Brief
Set down the full listing exactly as given. Any pictures are to be left out.

[Collected data]
::::

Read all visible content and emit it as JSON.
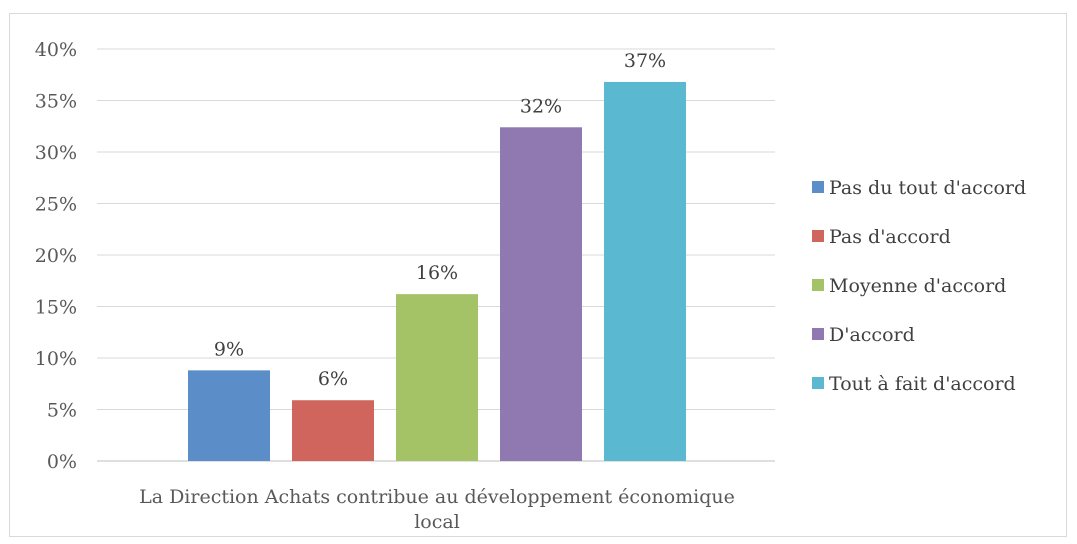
{
  "chart_data": {
    "type": "bar",
    "categories": [
      "La Direction Achats contribue au développement économique local"
    ],
    "category_label_lines": [
      "La Direction Achats contribue au développement économique",
      "local"
    ],
    "series": [
      {
        "name": "Pas du tout d'accord",
        "values": [
          0.088
        ],
        "label": "9%",
        "color": "#5b8ec8"
      },
      {
        "name": "Pas d'accord",
        "values": [
          0.059
        ],
        "label": "6%",
        "color": "#d0655d"
      },
      {
        "name": "Moyenne d'accord",
        "values": [
          0.162
        ],
        "label": "16%",
        "color": "#a4c266"
      },
      {
        "name": "D'accord",
        "values": [
          0.324
        ],
        "label": "32%",
        "color": "#9079b0"
      },
      {
        "name": "Tout à fait d'accord",
        "values": [
          0.368
        ],
        "label": "37%",
        "color": "#5ab9d0"
      }
    ],
    "yticks": [
      "0%",
      "5%",
      "10%",
      "15%",
      "20%",
      "25%",
      "30%",
      "35%",
      "40%"
    ],
    "ylim": [
      0,
      0.4
    ],
    "grid": true,
    "legend_position": "right"
  }
}
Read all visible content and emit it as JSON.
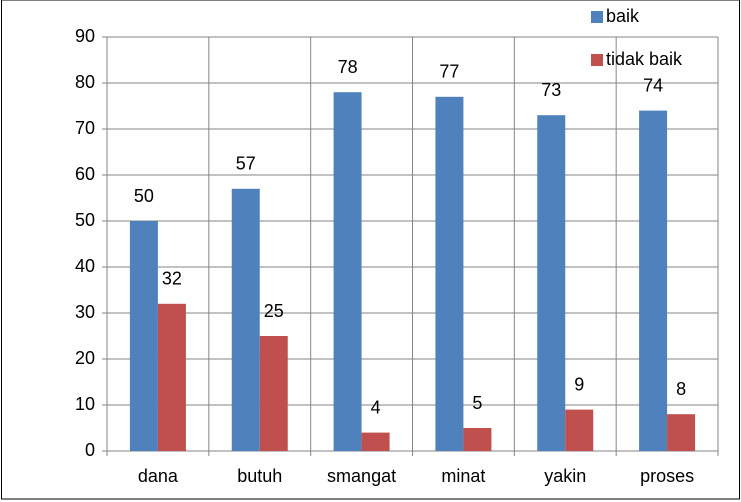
{
  "chart_data": {
    "type": "bar",
    "categories": [
      "dana",
      "butuh",
      "smangat",
      "minat",
      "yakin",
      "proses"
    ],
    "series": [
      {
        "name": "baik",
        "color": "#4f81bd",
        "values": [
          50,
          57,
          78,
          77,
          73,
          74
        ]
      },
      {
        "name": "tidak baik",
        "color": "#c0504d",
        "values": [
          32,
          25,
          4,
          5,
          9,
          8
        ]
      }
    ],
    "ylim": [
      0,
      90
    ],
    "yticks": [
      0,
      10,
      20,
      30,
      40,
      50,
      60,
      70,
      80,
      90
    ],
    "grid": true,
    "legend": "top-right",
    "data_labels": true
  }
}
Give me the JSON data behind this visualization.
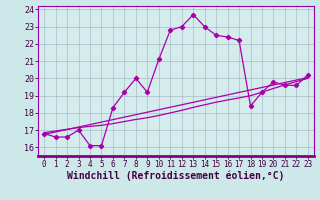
{
  "xlabel": "Windchill (Refroidissement éolien,°C)",
  "xlim": [
    -0.5,
    23.5
  ],
  "ylim": [
    15.5,
    24.2
  ],
  "yticks": [
    16,
    17,
    18,
    19,
    20,
    21,
    22,
    23,
    24
  ],
  "xticks": [
    0,
    1,
    2,
    3,
    4,
    5,
    6,
    7,
    8,
    9,
    10,
    11,
    12,
    13,
    14,
    15,
    16,
    17,
    18,
    19,
    20,
    21,
    22,
    23
  ],
  "line1_x": [
    0,
    1,
    2,
    3,
    4,
    5,
    6,
    7,
    8,
    9,
    10,
    11,
    12,
    13,
    14,
    15,
    16,
    17,
    18,
    19,
    20,
    21,
    22,
    23
  ],
  "line1_y": [
    16.8,
    16.6,
    16.6,
    17.0,
    16.1,
    16.1,
    18.3,
    19.2,
    20.0,
    19.2,
    21.1,
    22.8,
    23.0,
    23.7,
    23.0,
    22.5,
    22.4,
    22.2,
    18.4,
    19.2,
    19.8,
    19.6,
    19.6,
    20.2
  ],
  "line2_x": [
    0,
    1,
    2,
    3,
    4,
    5,
    6,
    7,
    8,
    9,
    10,
    11,
    12,
    13,
    14,
    15,
    16,
    17,
    18,
    19,
    20,
    21,
    22,
    23
  ],
  "line2_y": [
    16.85,
    16.95,
    17.05,
    17.15,
    17.22,
    17.28,
    17.38,
    17.5,
    17.62,
    17.72,
    17.85,
    18.0,
    18.15,
    18.32,
    18.47,
    18.62,
    18.75,
    18.87,
    19.0,
    19.2,
    19.42,
    19.62,
    19.82,
    20.0
  ],
  "line3_x": [
    0,
    23
  ],
  "line3_y": [
    16.75,
    20.05
  ],
  "line_color": "#aa00aa",
  "bg_color": "#cce8e8",
  "grid_color": "#aabbcc",
  "plot_bg": "#d4ecec",
  "spine_color": "#9900aa",
  "tick_fontsize": 5.5,
  "label_fontsize": 7
}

::::

Correct answer
Read all visible content and emit it as JSON.
{
  "chart_data": {
    "type": "bar",
    "categories": [
      "La Direction Achats contribue au développement économique local"
    ],
    "category_label_lines": [
      "La Direction Achats contribue au développement économique",
      "local"
    ],
    "series": [
      {
        "name": "Pas du tout d'accord",
        "values": [
          0.088
        ],
        "label": "9%",
        "color": "#5b8ec8"
      },
      {
        "name": "Pas d'accord",
        "values": [
          0.059
        ],
        "label": "6%",
        "color": "#d0655d"
      },
      {
        "name": "Moyenne d'accord",
        "values": [
          0.162
        ],
        "label": "16%",
        "color": "#a4c266"
      },
      {
        "name": "D'accord",
        "values": [
          0.324
        ],
        "label": "32%",
        "color": "#9079b0"
      },
      {
        "name": "Tout à fait d'accord",
        "values": [
          0.368
        ],
        "label": "37%",
        "color": "#5ab9d0"
      }
    ],
    "yticks": [
      "0%",
      "5%",
      "10%",
      "15%",
      "20%",
      "25%",
      "30%",
      "35%",
      "40%"
    ],
    "ylim": [
      0,
      0.4
    ],
    "grid": true,
    "legend_position": "right"
  }
}
Read all visible content and emit it as JSON.
{
  "chart_data": {
    "type": "bar",
    "categories": [
      "dana",
      "butuh",
      "smangat",
      "minat",
      "yakin",
      "proses"
    ],
    "series": [
      {
        "name": "baik",
        "color": "#4f81bd",
        "values": [
          50,
          57,
          78,
          77,
          73,
          74
        ]
      },
      {
        "name": "tidak baik",
        "color": "#c0504d",
        "values": [
          32,
          25,
          4,
          5,
          9,
          8
        ]
      }
    ],
    "ylim": [
      0,
      90
    ],
    "yticks": [
      0,
      10,
      20,
      30,
      40,
      50,
      60,
      70,
      80,
      90
    ],
    "grid": true,
    "legend": "top-right",
    "data_labels": true
  }
}
Give me the JSON data behind this visualization.
{
  "xlabel": "Windchill (Refroidissement éolien,°C)",
  "xlim": [
    -0.5,
    23.5
  ],
  "ylim": [
    15.5,
    24.2
  ],
  "yticks": [
    16,
    17,
    18,
    19,
    20,
    21,
    22,
    23,
    24
  ],
  "xticks": [
    0,
    1,
    2,
    3,
    4,
    5,
    6,
    7,
    8,
    9,
    10,
    11,
    12,
    13,
    14,
    15,
    16,
    17,
    18,
    19,
    20,
    21,
    22,
    23
  ],
  "line1_x": [
    0,
    1,
    2,
    3,
    4,
    5,
    6,
    7,
    8,
    9,
    10,
    11,
    12,
    13,
    14,
    15,
    16,
    17,
    18,
    19,
    20,
    21,
    22,
    23
  ],
  "line1_y": [
    16.8,
    16.6,
    16.6,
    17.0,
    16.1,
    16.1,
    18.3,
    19.2,
    20.0,
    19.2,
    21.1,
    22.8,
    23.0,
    23.7,
    23.0,
    22.5,
    22.4,
    22.2,
    18.4,
    19.2,
    19.8,
    19.6,
    19.6,
    20.2
  ],
  "line2_x": [
    0,
    1,
    2,
    3,
    4,
    5,
    6,
    7,
    8,
    9,
    10,
    11,
    12,
    13,
    14,
    15,
    16,
    17,
    18,
    19,
    20,
    21,
    22,
    23
  ],
  "line2_y": [
    16.85,
    16.95,
    17.05,
    17.15,
    17.22,
    17.28,
    17.38,
    17.5,
    17.62,
    17.72,
    17.85,
    18.0,
    18.15,
    18.32,
    18.47,
    18.62,
    18.75,
    18.87,
    19.0,
    19.2,
    19.42,
    19.62,
    19.82,
    20.0
  ],
  "line3_x": [
    0,
    23
  ],
  "line3_y": [
    16.75,
    20.05
  ],
  "line_color": "#aa00aa",
  "bg_color": "#cce8e8",
  "grid_color": "#aabbcc",
  "plot_bg": "#d4ecec",
  "spine_color": "#9900aa",
  "tick_fontsize": 5.5,
  "label_fontsize": 7
}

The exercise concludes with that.